Written request: Repeat every record below exactly as it appears.
---
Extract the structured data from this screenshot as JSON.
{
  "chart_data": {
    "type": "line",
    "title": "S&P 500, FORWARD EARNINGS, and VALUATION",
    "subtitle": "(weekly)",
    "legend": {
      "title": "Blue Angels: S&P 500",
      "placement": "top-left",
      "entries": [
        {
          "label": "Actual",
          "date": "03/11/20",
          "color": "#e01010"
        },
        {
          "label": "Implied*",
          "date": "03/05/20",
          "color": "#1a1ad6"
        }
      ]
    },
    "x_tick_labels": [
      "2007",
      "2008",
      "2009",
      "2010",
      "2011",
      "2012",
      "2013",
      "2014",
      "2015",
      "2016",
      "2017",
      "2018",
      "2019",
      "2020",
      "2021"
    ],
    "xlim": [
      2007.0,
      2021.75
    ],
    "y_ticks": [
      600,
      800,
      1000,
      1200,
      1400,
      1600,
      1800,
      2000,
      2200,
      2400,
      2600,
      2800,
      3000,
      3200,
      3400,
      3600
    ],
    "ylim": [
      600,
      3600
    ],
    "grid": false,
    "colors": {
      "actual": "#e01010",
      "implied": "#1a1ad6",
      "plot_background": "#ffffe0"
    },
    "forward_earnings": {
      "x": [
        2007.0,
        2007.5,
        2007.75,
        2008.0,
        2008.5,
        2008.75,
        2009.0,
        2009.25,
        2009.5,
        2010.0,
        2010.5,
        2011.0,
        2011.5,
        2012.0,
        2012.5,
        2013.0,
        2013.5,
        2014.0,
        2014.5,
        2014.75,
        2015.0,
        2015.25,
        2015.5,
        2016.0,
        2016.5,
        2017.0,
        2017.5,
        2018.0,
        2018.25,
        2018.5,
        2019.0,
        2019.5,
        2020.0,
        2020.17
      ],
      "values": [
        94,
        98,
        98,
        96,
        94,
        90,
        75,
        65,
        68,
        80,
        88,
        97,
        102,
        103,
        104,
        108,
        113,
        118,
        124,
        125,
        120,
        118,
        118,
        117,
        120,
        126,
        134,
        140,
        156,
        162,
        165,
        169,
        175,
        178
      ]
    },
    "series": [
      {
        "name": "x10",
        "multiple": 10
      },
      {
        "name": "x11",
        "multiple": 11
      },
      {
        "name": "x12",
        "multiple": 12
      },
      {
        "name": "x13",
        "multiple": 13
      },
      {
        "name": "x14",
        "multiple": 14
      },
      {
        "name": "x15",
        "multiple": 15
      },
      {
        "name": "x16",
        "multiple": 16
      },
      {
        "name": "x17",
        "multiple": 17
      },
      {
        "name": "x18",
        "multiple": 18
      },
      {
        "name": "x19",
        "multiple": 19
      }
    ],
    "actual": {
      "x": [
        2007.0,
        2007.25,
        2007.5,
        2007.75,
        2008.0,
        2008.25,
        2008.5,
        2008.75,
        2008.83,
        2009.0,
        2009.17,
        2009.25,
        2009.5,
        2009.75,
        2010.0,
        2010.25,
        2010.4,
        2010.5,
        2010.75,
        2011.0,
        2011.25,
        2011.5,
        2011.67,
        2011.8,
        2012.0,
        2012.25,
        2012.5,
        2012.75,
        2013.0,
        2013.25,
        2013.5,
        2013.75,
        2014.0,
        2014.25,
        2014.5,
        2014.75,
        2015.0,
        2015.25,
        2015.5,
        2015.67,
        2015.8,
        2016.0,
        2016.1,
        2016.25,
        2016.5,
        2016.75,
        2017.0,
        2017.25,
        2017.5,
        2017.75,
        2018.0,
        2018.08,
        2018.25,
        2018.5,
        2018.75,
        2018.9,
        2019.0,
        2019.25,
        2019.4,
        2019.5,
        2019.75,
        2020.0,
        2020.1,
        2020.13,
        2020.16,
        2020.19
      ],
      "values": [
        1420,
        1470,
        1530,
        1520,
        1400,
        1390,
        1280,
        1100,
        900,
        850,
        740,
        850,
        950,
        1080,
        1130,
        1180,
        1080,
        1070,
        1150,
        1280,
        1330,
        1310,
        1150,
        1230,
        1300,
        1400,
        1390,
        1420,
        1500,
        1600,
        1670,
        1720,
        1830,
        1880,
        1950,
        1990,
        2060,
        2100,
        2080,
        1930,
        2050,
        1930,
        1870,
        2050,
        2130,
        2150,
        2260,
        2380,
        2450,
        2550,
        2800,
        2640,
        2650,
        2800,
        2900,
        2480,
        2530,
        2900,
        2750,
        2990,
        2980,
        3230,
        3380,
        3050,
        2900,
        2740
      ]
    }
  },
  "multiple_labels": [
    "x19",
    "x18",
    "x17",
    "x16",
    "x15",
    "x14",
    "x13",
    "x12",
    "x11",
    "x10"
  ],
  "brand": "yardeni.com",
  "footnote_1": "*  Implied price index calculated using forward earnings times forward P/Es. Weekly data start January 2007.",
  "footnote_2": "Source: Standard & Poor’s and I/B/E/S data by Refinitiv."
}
---
Task result:
Extract the structured data from this screenshot as JSON.
{
  "chart_data": {
    "type": "line",
    "title": "S&P 500, FORWARD EARNINGS, and VALUATION",
    "subtitle": "(weekly)",
    "legend": {
      "title": "Blue Angels: S&P 500",
      "placement": "top-left",
      "entries": [
        {
          "label": "Actual",
          "date": "03/11/20",
          "color": "#e01010"
        },
        {
          "label": "Implied*",
          "date": "03/05/20",
          "color": "#1a1ad6"
        }
      ]
    },
    "x_tick_labels": [
      "2007",
      "2008",
      "2009",
      "2010",
      "2011",
      "2012",
      "2013",
      "2014",
      "2015",
      "2016",
      "2017",
      "2018",
      "2019",
      "2020",
      "2021"
    ],
    "xlim": [
      2007.0,
      2021.75
    ],
    "y_ticks": [
      600,
      800,
      1000,
      1200,
      1400,
      1600,
      1800,
      2000,
      2200,
      2400,
      2600,
      2800,
      3000,
      3200,
      3400,
      3600
    ],
    "ylim": [
      600,
      3600
    ],
    "grid": false,
    "colors": {
      "actual": "#e01010",
      "implied": "#1a1ad6",
      "plot_background": "#ffffe0"
    },
    "forward_earnings": {
      "x": [
        2007.0,
        2007.5,
        2007.75,
        2008.0,
        2008.5,
        2008.75,
        2009.0,
        2009.25,
        2009.5,
        2010.0,
        2010.5,
        2011.0,
        2011.5,
        2012.0,
        2012.5,
        2013.0,
        2013.5,
        2014.0,
        2014.5,
        2014.75,
        2015.0,
        2015.25,
        2015.5,
        2016.0,
        2016.5,
        2017.0,
        2017.5,
        2018.0,
        2018.25,
        2018.5,
        2019.0,
        2019.5,
        2020.0,
        2020.17
      ],
      "values": [
        94,
        98,
        98,
        96,
        94,
        90,
        75,
        65,
        68,
        80,
        88,
        97,
        102,
        103,
        104,
        108,
        113,
        118,
        124,
        125,
        120,
        118,
        118,
        117,
        120,
        126,
        134,
        140,
        156,
        162,
        165,
        169,
        175,
        178
      ]
    },
    "series": [
      {
        "name": "x10",
        "multiple": 10
      },
      {
        "name": "x11",
        "multiple": 11
      },
      {
        "name": "x12",
        "multiple": 12
      },
      {
        "name": "x13",
        "multiple": 13
      },
      {
        "name": "x14",
        "multiple": 14
      },
      {
        "name": "x15",
        "multiple": 15
      },
      {
        "name": "x16",
        "multiple": 16
      },
      {
        "name": "x17",
        "multiple": 17
      },
      {
        "name": "x18",
        "multiple": 18
      },
      {
        "name": "x19",
        "multiple": 19
      }
    ],
    "actual": {
      "x": [
        2007.0,
        2007.25,
        2007.5,
        2007.75,
        2008.0,
        2008.25,
        2008.5,
        2008.75,
        2008.83,
        2009.0,
        2009.17,
        2009.25,
        2009.5,
        2009.75,
        2010.0,
        2010.25,
        2010.4,
        2010.5,
        2010.75,
        2011.0,
        2011.25,
        2011.5,
        2011.67,
        2011.8,
        2012.0,
        2012.25,
        2012.5,
        2012.75,
        2013.0,
        2013.25,
        2013.5,
        2013.75,
        2014.0,
        2014.25,
        2014.5,
        2014.75,
        2015.0,
        2015.25,
        2015.5,
        2015.67,
        2015.8,
        2016.0,
        2016.1,
        2016.25,
        2016.5,
        2016.75,
        2017.0,
        2017.25,
        2017.5,
        2017.75,
        2018.0,
        2018.08,
        2018.25,
        2018.5,
        2018.75,
        2018.9,
        2019.0,
        2019.25,
        2019.4,
        2019.5,
        2019.75,
        2020.0,
        2020.1,
        2020.13,
        2020.16,
        2020.19
      ],
      "values": [
        1420,
        1470,
        1530,
        1520,
        1400,
        1390,
        1280,
        1100,
        900,
        850,
        740,
        850,
        950,
        1080,
        1130,
        1180,
        1080,
        1070,
        1150,
        1280,
        1330,
        1310,
        1150,
        1230,
        1300,
        1400,
        1390,
        1420,
        1500,
        1600,
        1670,
        1720,
        1830,
        1880,
        1950,
        1990,
        2060,
        2100,
        2080,
        1930,
        2050,
        1930,
        1870,
        2050,
        2130,
        2150,
        2260,
        2380,
        2450,
        2550,
        2800,
        2640,
        2650,
        2800,
        2900,
        2480,
        2530,
        2900,
        2750,
        2990,
        2980,
        3230,
        3380,
        3050,
        2900,
        2740
      ]
    }
  },
  "multiple_labels": [
    "x19",
    "x18",
    "x17",
    "x16",
    "x15",
    "x14",
    "x13",
    "x12",
    "x11",
    "x10"
  ],
  "brand": "yardeni.com",
  "footnote_1": "*  Implied price index calculated using forward earnings times forward P/Es. Weekly data start January 2007.",
  "footnote_2": "Source: Standard & Poor’s and I/B/E/S data by Refinitiv."
}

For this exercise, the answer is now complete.